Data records
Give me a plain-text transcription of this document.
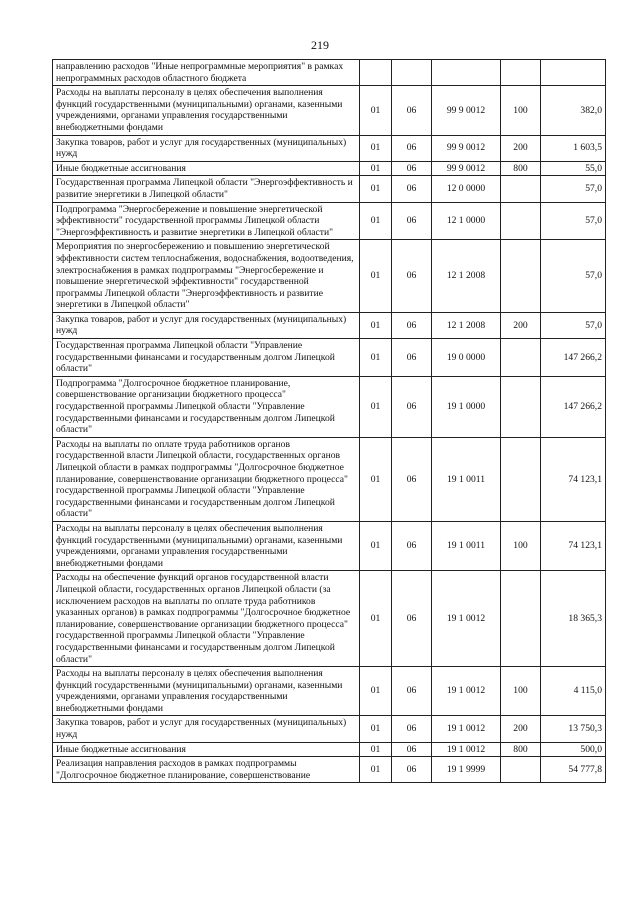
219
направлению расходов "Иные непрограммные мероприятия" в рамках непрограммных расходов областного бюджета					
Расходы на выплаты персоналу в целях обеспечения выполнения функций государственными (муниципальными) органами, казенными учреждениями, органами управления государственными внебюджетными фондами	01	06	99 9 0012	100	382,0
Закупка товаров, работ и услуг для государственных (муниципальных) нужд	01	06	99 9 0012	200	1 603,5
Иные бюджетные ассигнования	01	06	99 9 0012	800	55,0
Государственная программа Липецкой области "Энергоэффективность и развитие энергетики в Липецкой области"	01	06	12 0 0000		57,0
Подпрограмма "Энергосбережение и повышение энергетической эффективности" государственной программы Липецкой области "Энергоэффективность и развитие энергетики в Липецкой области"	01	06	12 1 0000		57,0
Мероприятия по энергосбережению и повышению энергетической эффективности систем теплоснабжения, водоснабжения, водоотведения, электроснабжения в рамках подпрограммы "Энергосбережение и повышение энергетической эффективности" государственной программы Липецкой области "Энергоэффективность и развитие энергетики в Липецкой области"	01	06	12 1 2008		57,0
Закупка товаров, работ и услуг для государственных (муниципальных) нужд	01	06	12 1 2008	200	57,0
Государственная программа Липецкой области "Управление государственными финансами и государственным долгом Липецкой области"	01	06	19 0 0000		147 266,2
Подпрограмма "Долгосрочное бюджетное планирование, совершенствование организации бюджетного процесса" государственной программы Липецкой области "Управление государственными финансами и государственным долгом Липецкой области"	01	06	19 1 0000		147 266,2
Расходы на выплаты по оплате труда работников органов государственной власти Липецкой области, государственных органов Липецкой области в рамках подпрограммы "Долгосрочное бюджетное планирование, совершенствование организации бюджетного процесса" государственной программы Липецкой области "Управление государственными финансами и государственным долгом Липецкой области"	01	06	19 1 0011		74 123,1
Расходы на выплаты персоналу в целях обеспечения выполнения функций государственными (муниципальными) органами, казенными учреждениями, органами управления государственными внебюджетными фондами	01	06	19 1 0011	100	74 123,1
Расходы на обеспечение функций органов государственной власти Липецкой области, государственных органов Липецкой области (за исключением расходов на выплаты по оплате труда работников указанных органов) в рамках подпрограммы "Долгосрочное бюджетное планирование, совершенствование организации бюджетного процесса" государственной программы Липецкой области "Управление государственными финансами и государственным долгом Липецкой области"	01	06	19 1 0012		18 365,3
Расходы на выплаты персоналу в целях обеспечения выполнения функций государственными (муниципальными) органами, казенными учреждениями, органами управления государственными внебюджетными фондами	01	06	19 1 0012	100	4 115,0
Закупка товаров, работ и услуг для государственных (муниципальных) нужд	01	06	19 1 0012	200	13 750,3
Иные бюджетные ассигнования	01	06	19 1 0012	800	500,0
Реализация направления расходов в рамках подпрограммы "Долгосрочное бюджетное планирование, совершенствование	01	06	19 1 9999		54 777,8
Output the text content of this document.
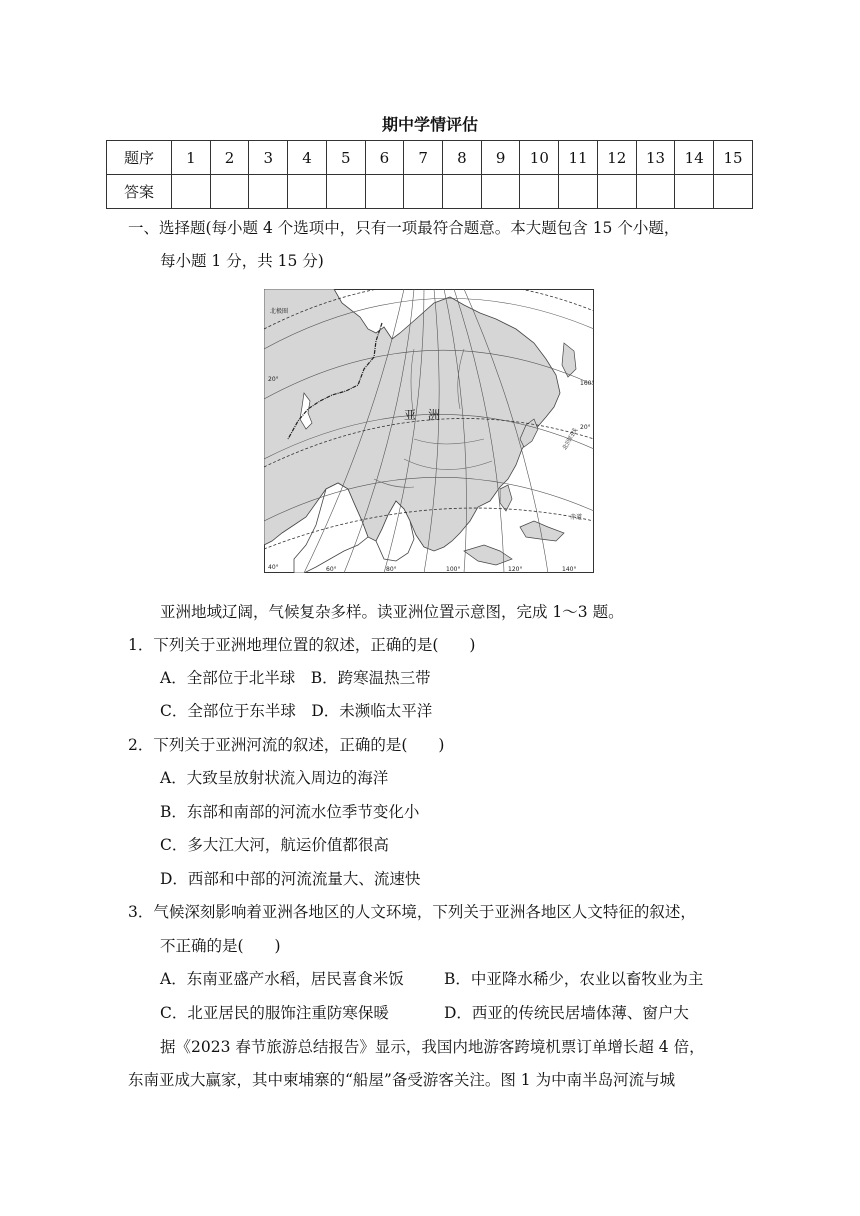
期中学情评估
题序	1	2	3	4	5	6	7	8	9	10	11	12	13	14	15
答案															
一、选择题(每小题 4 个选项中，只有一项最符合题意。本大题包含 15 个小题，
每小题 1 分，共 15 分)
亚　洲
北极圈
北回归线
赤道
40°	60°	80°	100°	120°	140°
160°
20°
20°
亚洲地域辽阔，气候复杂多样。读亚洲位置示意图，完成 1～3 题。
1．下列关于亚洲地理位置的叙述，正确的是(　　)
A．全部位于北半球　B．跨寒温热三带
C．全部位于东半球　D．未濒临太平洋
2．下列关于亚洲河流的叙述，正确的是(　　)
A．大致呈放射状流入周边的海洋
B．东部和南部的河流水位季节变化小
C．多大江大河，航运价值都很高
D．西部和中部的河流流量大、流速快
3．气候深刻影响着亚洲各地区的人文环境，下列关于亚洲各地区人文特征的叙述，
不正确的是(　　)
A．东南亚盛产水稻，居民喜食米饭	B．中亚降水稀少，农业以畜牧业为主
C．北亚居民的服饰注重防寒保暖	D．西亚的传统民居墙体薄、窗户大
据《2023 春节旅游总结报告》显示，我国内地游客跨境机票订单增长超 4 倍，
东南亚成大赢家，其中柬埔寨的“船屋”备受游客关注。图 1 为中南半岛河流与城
---
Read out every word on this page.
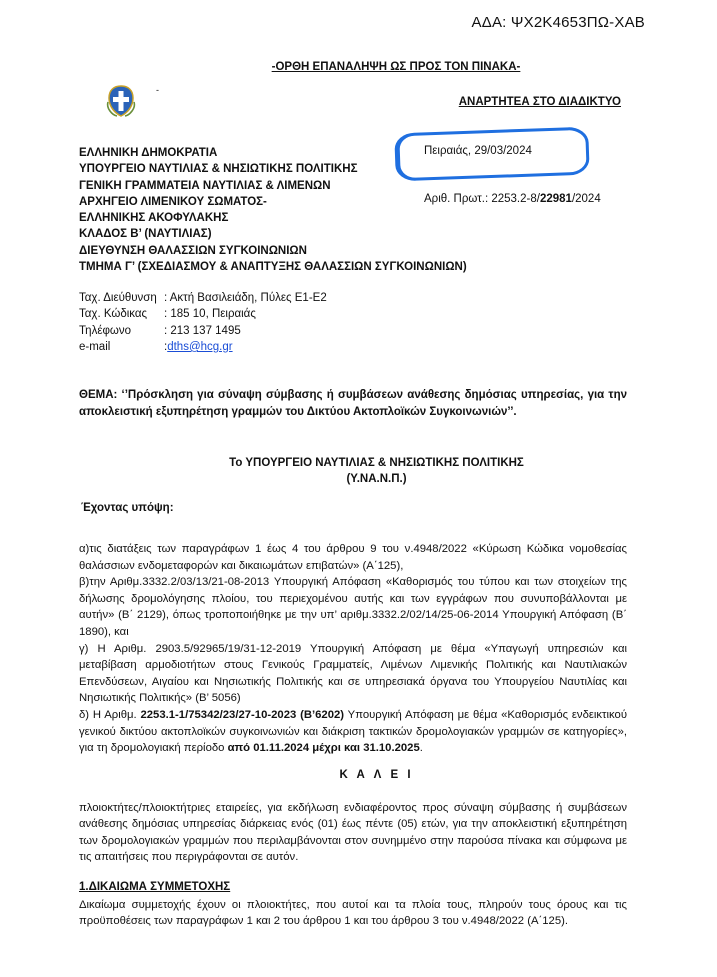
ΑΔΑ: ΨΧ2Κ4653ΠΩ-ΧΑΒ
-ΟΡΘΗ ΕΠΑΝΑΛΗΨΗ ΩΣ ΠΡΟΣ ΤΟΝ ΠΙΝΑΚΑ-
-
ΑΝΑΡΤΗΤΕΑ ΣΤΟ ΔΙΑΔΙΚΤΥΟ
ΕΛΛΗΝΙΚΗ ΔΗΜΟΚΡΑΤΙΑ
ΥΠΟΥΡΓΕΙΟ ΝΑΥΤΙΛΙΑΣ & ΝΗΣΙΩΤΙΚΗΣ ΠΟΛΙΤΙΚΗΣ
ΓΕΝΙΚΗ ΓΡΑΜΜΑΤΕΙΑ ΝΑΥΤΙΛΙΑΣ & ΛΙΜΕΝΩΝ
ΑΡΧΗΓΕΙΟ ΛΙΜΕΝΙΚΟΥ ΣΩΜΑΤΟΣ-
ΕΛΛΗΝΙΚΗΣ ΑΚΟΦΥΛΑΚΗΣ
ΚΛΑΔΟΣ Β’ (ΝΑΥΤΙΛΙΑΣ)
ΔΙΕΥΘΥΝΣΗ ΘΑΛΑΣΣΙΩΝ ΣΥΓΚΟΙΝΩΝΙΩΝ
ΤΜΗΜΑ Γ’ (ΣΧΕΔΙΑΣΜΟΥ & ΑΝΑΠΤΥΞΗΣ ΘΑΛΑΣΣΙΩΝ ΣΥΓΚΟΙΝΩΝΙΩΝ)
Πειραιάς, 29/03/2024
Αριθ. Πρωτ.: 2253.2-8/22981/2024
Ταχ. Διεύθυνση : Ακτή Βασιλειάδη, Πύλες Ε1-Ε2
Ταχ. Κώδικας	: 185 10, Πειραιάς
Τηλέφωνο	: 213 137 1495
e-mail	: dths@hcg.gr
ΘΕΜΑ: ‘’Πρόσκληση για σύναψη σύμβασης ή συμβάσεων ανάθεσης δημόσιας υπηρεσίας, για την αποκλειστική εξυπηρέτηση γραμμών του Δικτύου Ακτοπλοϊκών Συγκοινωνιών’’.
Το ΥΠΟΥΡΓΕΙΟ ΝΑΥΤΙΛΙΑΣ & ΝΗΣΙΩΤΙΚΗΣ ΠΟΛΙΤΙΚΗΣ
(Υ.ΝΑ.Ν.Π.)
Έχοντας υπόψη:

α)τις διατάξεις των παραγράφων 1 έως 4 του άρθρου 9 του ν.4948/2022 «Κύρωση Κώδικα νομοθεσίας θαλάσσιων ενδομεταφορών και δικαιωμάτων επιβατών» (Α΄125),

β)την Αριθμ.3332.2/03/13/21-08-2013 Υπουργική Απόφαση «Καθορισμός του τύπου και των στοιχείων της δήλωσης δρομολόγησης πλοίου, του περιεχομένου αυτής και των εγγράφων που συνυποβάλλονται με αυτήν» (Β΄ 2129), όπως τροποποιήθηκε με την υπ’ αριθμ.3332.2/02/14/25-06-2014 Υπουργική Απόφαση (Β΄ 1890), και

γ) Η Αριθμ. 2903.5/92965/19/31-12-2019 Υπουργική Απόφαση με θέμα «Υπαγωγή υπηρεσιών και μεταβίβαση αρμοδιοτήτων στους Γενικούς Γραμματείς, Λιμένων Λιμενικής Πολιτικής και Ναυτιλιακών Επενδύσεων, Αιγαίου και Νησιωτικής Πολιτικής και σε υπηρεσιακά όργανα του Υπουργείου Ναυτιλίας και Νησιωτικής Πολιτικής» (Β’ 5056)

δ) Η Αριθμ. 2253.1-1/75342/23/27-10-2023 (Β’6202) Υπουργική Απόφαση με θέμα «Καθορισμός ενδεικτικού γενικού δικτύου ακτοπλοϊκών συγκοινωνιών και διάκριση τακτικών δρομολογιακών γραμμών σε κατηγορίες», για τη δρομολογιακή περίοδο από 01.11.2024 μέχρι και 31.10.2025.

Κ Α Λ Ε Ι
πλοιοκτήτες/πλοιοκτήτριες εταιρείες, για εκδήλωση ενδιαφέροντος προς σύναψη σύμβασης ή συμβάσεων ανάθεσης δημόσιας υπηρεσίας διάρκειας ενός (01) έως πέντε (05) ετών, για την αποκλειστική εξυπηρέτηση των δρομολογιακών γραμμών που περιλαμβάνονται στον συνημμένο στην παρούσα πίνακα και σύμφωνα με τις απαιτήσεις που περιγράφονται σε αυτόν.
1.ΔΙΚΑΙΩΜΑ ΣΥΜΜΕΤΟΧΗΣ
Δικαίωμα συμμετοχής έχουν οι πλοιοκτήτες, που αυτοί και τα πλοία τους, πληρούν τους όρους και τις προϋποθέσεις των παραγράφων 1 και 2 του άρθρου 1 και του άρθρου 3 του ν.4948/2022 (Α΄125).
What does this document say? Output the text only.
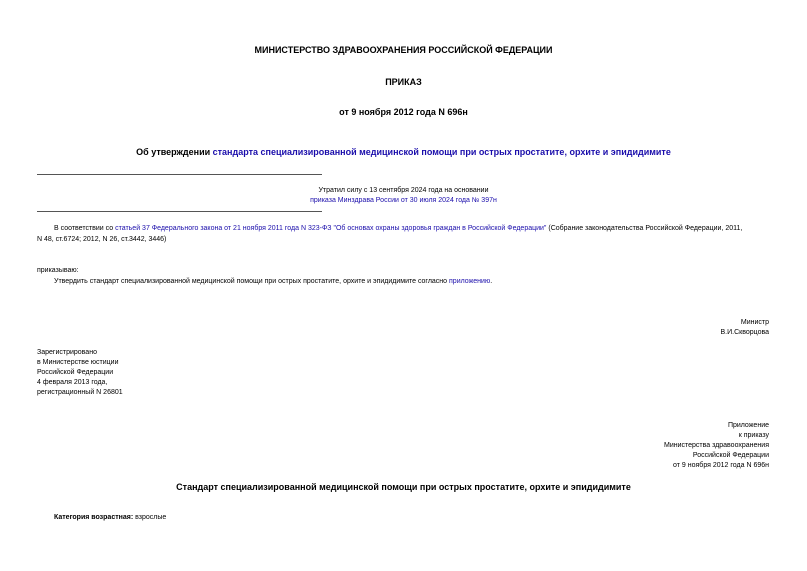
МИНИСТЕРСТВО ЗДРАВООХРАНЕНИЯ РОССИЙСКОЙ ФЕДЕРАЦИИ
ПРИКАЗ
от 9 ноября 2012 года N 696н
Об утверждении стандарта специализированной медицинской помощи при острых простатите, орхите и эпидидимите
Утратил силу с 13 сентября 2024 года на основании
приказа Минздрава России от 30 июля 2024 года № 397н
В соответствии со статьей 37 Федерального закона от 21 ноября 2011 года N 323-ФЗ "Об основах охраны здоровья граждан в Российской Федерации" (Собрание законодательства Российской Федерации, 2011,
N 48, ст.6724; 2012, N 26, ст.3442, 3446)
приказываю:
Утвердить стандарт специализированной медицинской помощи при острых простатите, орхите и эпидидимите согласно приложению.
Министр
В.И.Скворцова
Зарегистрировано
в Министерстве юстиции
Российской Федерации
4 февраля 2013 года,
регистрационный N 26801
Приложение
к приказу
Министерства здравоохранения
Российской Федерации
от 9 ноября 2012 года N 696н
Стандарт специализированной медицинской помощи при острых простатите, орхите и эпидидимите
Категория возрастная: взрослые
* * *
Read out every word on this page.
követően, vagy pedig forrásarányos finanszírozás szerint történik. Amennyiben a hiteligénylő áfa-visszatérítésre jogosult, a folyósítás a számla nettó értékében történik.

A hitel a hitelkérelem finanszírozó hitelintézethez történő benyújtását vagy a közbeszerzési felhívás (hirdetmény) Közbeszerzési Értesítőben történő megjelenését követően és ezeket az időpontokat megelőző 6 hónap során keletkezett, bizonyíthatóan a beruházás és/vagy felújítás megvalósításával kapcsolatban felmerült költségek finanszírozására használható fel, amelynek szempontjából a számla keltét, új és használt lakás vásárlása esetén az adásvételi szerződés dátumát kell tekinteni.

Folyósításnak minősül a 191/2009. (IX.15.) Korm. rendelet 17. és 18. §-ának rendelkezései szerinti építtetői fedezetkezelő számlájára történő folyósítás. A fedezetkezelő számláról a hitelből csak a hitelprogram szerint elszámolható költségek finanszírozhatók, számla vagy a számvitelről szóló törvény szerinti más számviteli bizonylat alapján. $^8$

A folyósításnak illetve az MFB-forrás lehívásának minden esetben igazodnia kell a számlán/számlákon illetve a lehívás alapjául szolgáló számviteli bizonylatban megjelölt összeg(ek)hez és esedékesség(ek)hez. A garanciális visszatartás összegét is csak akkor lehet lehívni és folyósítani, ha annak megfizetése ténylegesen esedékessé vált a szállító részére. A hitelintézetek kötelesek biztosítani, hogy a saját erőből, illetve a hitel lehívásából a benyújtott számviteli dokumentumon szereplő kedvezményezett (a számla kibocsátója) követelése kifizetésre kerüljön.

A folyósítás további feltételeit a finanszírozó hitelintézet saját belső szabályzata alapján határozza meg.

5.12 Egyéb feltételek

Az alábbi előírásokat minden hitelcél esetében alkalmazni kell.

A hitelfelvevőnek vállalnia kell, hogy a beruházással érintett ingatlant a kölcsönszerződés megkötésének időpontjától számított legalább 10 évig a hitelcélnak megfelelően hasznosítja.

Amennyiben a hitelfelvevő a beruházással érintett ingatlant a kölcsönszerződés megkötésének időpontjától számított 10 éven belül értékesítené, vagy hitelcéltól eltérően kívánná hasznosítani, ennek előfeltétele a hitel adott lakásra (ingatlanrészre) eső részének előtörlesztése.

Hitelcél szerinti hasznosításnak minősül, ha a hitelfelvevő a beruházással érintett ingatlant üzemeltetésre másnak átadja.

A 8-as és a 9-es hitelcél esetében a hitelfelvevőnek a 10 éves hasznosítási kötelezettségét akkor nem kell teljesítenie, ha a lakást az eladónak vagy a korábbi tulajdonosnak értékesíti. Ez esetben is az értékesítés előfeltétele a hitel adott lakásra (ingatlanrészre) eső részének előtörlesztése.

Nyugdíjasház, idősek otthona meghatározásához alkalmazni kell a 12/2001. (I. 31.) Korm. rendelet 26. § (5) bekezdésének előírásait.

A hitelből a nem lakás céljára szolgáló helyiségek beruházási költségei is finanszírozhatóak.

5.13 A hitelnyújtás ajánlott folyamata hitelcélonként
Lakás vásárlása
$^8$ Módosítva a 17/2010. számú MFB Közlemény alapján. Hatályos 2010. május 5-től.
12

BRIEF
Among the records above, how many lines carry the string "развитие"? Reply with the number alone.

ANSWER TO THE PROBLEM
3